> [Given instruction]
All the records that follow need to be reproduced exactly. Omit the images.

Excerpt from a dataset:
===============

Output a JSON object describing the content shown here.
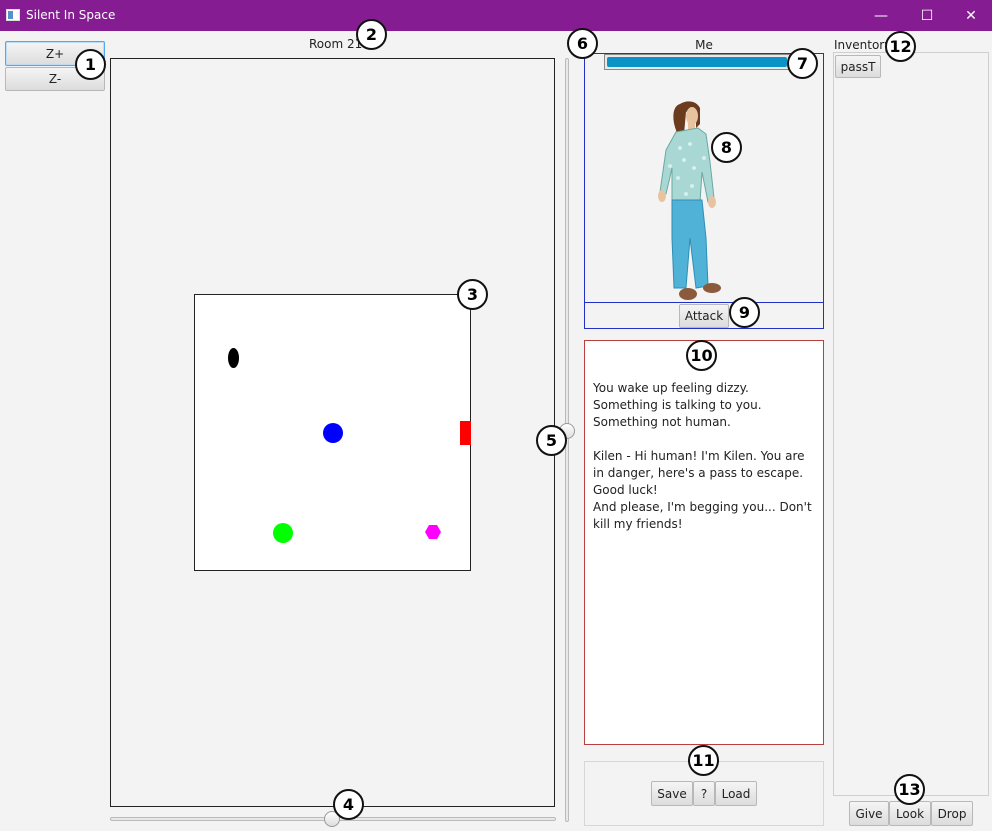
{
  "window": {
    "title": "Silent In Space",
    "controls": [
      "—",
      "☐",
      "✕"
    ]
  },
  "zoom": {
    "zoom_in_label": "Z+",
    "zoom_out_label": "Z-"
  },
  "map": {
    "room_label": "Room 21",
    "entities": [
      {
        "name": "black-oval-entity",
        "shape": "oval",
        "color": "#000000"
      },
      {
        "name": "blue-circle-player",
        "shape": "circle",
        "color": "#0000ff"
      },
      {
        "name": "red-door-exit",
        "shape": "rect",
        "color": "#ff0000"
      },
      {
        "name": "green-circle-entity",
        "shape": "circle",
        "color": "#00ff00"
      },
      {
        "name": "magenta-hexagon-item",
        "shape": "hexagon",
        "color": "#ff00ff"
      }
    ]
  },
  "character": {
    "name_label": "Me",
    "health_fraction": 1.0,
    "health_color": "#0a93c4",
    "attack_label": "Attack"
  },
  "message": {
    "text": "You wake up feeling dizzy. Something is talking to you. Something not human.\n\nKilen - Hi human! I'm Kilen. You are in danger, here's a pass to escape. Good luck!\nAnd please, I'm begging you... Don't kill my friends!"
  },
  "save_panel": {
    "save_label": "Save",
    "help_label": "?",
    "load_label": "Load"
  },
  "inventory": {
    "label": "Inventory",
    "items": [
      "passT"
    ],
    "give_label": "Give",
    "look_label": "Look",
    "drop_label": "Drop"
  },
  "callouts": [
    "1",
    "2",
    "3",
    "4",
    "5",
    "6",
    "7",
    "8",
    "9",
    "10",
    "11",
    "12",
    "13"
  ],
  "colors": {
    "titlebar": "#861c92",
    "panel_border_blue": "#2030c8",
    "panel_border_red": "#b74040"
  }
}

===============

> [Complete response]
Output a JSON object describing the content shown here.
{
  "window": {
    "title": "Silent In Space",
    "controls": [
      "—",
      "☐",
      "✕"
    ]
  },
  "zoom": {
    "zoom_in_label": "Z+",
    "zoom_out_label": "Z-"
  },
  "map": {
    "room_label": "Room 21",
    "entities": [
      {
        "name": "black-oval-entity",
        "shape": "oval",
        "color": "#000000"
      },
      {
        "name": "blue-circle-player",
        "shape": "circle",
        "color": "#0000ff"
      },
      {
        "name": "red-door-exit",
        "shape": "rect",
        "color": "#ff0000"
      },
      {
        "name": "green-circle-entity",
        "shape": "circle",
        "color": "#00ff00"
      },
      {
        "name": "magenta-hexagon-item",
        "shape": "hexagon",
        "color": "#ff00ff"
      }
    ]
  },
  "character": {
    "name_label": "Me",
    "health_fraction": 1.0,
    "health_color": "#0a93c4",
    "attack_label": "Attack"
  },
  "message": {
    "text": "You wake up feeling dizzy. Something is talking to you. Something not human.\n\nKilen - Hi human! I'm Kilen. You are in danger, here's a pass to escape. Good luck!\nAnd please, I'm begging you... Don't kill my friends!"
  },
  "save_panel": {
    "save_label": "Save",
    "help_label": "?",
    "load_label": "Load"
  },
  "inventory": {
    "label": "Inventory",
    "items": [
      "passT"
    ],
    "give_label": "Give",
    "look_label": "Look",
    "drop_label": "Drop"
  },
  "callouts": [
    "1",
    "2",
    "3",
    "4",
    "5",
    "6",
    "7",
    "8",
    "9",
    "10",
    "11",
    "12",
    "13"
  ],
  "colors": {
    "titlebar": "#861c92",
    "panel_border_blue": "#2030c8",
    "panel_border_red": "#b74040"
  }
}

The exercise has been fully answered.